((

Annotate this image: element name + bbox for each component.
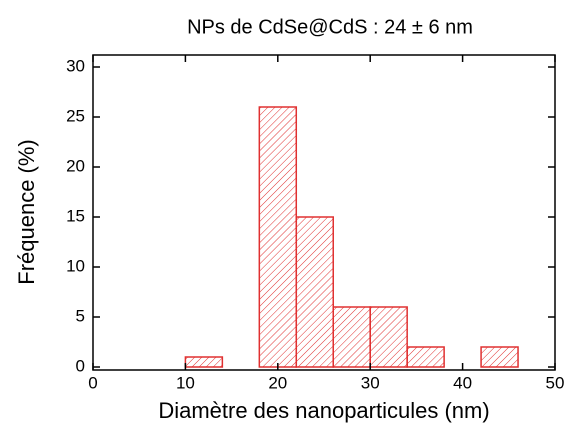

))
((

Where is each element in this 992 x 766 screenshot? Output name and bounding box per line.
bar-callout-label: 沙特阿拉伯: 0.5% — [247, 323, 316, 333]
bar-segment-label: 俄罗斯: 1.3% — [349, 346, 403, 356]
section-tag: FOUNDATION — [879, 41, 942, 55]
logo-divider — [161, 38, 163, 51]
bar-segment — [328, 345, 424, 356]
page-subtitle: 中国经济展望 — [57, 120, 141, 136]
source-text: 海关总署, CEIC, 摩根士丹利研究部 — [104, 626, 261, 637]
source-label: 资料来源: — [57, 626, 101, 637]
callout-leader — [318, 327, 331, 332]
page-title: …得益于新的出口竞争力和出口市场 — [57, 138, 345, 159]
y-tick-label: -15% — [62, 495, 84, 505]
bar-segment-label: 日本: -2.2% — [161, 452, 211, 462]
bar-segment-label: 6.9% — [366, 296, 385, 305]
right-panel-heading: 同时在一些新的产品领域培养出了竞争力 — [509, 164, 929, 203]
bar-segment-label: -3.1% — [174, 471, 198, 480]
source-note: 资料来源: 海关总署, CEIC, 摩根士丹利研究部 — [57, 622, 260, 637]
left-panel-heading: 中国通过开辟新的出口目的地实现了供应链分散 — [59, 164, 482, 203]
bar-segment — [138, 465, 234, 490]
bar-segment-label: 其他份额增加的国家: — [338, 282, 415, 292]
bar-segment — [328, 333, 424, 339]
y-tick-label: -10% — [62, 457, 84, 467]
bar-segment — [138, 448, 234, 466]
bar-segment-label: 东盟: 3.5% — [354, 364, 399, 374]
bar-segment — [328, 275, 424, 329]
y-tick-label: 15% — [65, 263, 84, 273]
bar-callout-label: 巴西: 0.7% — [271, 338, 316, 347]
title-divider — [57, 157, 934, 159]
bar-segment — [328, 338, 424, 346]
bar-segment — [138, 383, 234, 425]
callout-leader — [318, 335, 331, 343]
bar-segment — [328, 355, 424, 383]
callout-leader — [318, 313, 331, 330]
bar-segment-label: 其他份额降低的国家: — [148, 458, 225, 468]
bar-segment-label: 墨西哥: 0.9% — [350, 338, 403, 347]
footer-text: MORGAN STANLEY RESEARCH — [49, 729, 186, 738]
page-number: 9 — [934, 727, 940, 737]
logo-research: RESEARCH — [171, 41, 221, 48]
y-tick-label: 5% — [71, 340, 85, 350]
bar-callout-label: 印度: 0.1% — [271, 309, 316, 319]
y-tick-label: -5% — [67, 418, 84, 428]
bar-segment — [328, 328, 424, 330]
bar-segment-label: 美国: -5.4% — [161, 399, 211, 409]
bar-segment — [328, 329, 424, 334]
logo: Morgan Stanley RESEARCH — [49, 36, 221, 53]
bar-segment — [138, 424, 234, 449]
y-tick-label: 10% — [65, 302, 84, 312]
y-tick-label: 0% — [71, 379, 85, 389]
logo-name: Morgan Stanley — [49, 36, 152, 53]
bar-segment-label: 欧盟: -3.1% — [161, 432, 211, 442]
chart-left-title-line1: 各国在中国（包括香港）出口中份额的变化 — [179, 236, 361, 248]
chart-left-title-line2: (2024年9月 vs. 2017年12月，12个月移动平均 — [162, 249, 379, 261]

))

# [Exercise goal]
Rewrite the lines between the one holding "Where is each" and the one holding "logo-divider — [161, 38, 163, 51]", inclusive, with "bounding box" replaced by "bbox" and nothing else changed.

# [Finished answer]
Where is each element in this 992 x 766 screenshot? Output name and bbox per line.
bar-callout-label: 沙特阿拉伯: 0.5% — [247, 323, 316, 333]
bar-segment-label: 俄罗斯: 1.3% — [349, 346, 403, 356]
section-tag: FOUNDATION — [879, 41, 942, 55]
logo-divider — [161, 38, 163, 51]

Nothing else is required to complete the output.